## WHAT THIS EXERCISE ASKS
1. In the video converter thread, why does sinclair_tm say they need to know the file format being converted from and to? Answer in one to three sentences.
2. Summarize the video converter thread in two sentences.
3. Copy the part of the video converter thread from "well, 1st off, i" to "can't get specifications.".

## PAGE EXTRACT
# Good converter



## andrew.lvp (Dec 28, 2006)

I'm looking for a good converter that can convert most video formats.
If there is a free/full one please let me know.

Anyone know if Roxio Crunch is good?


----------



## tobeon (Aug 7, 2007)

http://www.zamzar.com/ is pretty good


----------



## andrew.lvp (Dec 28, 2006)

Thanks, but I'm looking for a software.


----------



## sinclair_tm (Mar 11, 2005)

well, 1st off, i noticed that your os is listed as win xp, not os x, so we need to know for what os you want the software, and if is not os x on a mac, then we need to send you to the correct forum to get help. if it is a mac, we do need to know what version of the os, as well as the hardware it will be running on. and we also need to know what file format you want to convert from and too, as that will ultimately determine what software to use.


----------



## andrew.lvp (Dec 28, 2006)

It's a MAC osX in my uncle's place so I can't get specifications.

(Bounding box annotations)
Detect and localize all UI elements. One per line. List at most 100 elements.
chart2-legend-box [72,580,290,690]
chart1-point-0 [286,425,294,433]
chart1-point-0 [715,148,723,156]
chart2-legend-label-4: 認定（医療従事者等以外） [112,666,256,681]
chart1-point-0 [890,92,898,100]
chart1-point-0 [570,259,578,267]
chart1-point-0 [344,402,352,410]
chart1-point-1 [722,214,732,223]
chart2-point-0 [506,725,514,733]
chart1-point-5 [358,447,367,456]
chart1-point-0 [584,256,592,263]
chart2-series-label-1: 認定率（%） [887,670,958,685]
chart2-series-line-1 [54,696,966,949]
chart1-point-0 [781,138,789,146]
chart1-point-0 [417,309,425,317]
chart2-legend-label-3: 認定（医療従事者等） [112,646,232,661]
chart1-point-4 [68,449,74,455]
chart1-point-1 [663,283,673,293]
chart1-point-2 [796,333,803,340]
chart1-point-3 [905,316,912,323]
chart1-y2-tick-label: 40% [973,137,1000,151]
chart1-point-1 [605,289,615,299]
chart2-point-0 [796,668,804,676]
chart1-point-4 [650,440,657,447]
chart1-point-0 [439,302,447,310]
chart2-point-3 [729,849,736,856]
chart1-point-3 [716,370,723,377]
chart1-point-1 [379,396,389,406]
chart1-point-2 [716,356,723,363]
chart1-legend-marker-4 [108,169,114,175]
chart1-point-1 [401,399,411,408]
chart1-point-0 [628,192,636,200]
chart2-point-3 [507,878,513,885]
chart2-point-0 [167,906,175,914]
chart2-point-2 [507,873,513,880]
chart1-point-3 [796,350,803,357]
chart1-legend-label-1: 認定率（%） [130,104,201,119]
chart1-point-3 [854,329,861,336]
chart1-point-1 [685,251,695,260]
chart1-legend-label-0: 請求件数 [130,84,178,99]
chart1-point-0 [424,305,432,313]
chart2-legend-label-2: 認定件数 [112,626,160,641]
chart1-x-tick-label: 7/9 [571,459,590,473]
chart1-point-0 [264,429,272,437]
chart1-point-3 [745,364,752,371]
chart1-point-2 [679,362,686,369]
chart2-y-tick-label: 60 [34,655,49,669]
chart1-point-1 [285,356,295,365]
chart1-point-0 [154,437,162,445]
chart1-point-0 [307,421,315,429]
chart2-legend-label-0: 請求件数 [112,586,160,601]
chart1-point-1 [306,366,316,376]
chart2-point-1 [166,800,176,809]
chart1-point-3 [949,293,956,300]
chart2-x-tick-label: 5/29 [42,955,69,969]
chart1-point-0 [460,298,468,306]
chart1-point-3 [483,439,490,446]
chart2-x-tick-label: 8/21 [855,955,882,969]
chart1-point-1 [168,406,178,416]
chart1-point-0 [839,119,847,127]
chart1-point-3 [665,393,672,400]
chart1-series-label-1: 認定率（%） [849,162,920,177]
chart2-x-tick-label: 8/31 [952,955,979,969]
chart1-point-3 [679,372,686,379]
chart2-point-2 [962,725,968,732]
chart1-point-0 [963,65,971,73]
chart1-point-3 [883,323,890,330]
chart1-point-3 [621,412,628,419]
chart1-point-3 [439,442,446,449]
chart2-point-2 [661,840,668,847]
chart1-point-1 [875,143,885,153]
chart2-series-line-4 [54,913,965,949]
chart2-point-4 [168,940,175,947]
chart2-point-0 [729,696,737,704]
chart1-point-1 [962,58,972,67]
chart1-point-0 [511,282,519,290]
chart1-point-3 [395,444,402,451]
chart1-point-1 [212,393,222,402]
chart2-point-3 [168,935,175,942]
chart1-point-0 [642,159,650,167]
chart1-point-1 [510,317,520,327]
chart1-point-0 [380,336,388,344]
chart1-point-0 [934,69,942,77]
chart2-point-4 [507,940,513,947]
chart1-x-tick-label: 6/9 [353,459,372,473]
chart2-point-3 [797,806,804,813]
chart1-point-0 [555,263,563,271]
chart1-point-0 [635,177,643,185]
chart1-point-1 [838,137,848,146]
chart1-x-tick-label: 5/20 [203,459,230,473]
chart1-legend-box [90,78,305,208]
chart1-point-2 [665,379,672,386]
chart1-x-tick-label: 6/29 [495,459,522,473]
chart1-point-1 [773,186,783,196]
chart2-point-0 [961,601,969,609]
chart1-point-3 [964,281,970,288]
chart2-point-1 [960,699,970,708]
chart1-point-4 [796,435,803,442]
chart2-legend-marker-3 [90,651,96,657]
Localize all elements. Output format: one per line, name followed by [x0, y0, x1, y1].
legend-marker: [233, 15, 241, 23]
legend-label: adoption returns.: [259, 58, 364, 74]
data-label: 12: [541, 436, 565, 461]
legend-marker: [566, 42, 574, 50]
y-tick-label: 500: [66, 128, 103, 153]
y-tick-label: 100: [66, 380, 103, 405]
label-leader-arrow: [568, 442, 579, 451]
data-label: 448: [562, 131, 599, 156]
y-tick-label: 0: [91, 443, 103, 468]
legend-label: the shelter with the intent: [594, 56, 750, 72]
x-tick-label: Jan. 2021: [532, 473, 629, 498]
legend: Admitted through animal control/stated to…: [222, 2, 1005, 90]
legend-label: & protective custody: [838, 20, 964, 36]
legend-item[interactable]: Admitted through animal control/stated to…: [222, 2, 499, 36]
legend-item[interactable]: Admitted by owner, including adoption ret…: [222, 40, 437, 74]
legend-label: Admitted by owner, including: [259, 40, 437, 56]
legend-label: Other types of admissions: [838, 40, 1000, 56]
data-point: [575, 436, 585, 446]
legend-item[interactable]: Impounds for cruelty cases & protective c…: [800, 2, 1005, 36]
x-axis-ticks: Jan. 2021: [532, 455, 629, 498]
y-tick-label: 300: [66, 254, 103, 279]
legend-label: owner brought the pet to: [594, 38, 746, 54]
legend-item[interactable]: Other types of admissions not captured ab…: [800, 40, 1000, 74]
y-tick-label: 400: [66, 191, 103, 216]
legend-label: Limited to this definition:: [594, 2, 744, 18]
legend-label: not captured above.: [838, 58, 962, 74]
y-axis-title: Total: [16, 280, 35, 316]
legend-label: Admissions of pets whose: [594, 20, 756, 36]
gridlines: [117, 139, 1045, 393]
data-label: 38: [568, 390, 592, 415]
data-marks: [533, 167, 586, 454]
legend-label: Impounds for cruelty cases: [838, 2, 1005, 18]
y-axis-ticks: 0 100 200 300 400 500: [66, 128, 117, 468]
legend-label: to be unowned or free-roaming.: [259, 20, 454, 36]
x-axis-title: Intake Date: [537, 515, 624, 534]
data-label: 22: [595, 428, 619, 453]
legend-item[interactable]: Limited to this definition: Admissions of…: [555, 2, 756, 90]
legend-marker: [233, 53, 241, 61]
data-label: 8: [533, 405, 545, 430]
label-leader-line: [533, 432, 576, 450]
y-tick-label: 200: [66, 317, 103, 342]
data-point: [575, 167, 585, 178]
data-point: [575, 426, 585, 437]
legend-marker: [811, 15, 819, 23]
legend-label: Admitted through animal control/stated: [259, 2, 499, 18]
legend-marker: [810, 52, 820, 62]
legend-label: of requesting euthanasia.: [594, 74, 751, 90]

## RESPONSES
1. sinclair_tm says the formats being converted from and to will ultimately determine what software to use.

2. andrew.lvp asks for a good converter that handles most video formats, preferably a free one, and asks whether Roxio Crunch is good, but turns down a suggested website because andrew.lvp wants software. sinclair_tm notes that andrew.lvp's listed OS is Windows XP and asks for the OS, its version, the hardware and the formats to convert between, and andrew.lvp replies that it is a Mac with OS X at an uncle's place, so the specifications can't be checked.

3.
well, 1st off, i noticed that your os is listed as win xp, not os x, so we need to know for what os you want the software, and if is not os x on a mac, then we need to send you to the correct forum to get help. if it is a mac, we do need to know what version of the os, as well as the hardware it will be running on. and we also need to know what file format you want to convert from and too, as that will ultimately determine what software to use.


----------



## andrew.lvp (Dec 28, 2006)

It's a MAC osX in my uncle's place so I can't get specifications.